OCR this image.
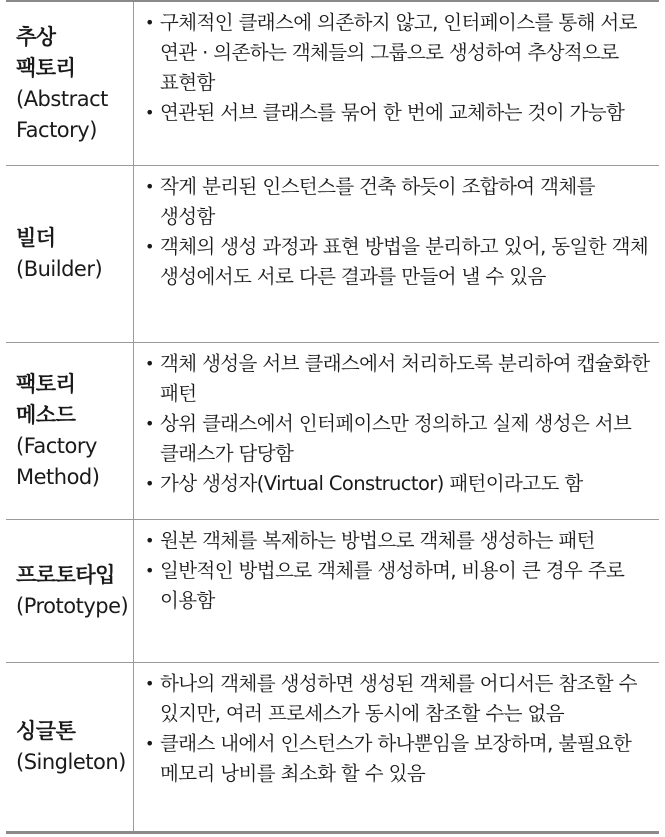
추상
팩토리
(Abstract
Factory)
• 구체적인 클래스에 의존하지 않고, 인터페이스를 통해 서로 연관 · 의존하는 객체들의 그룹으로 생성하여 추상적으로 표현함
• 연관된 서브 클래스를 묶어 한 번에 교체하는 것이 가능함
빌더
(Builder)
• 작게 분리된 인스턴스를 건축 하듯이 조합하여 객체를 생성함
• 객체의 생성 과정과 표현 방법을 분리하고 있어, 동일한 객체 생성에서도 서로 다른 결과를 만들어 낼 수 있음
팩토리
메소드
(Factory
Method)
• 객체 생성을 서브 클래스에서 처리하도록 분리하여 캡슐화한 패턴
• 상위 클래스에서 인터페이스만 정의하고 실제 생성은 서브 클래스가 담당함
• 가상 생성자(Virtual Constructor) 패턴이라고도 함
프로토타입
(Prototype)
• 원본 객체를 복제하는 방법으로 객체를 생성하는 패턴
• 일반적인 방법으로 객체를 생성하며, 비용이 큰 경우 주로 이용함
싱글톤
(Singleton)
• 하나의 객체를 생성하면 생성된 객체를 어디서든 참조할 수 있지만, 여러 프로세스가 동시에 참조할 수는 없음
• 클래스 내에서 인스턴스가 하나뿐임을 보장하며, 불필요한 메모리 낭비를 최소화 할 수 있음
....
> [TASK TO COMPLETE] Select every line in the records above that contains the word "방법으로".

> [IN RESPONSE]
• 원본 객체를 복제하는 방법으로 객체를 생성하는 패턴
• 일반적인 방법으로 객체를 생성하며, 비용이 큰 경우 주로 이용함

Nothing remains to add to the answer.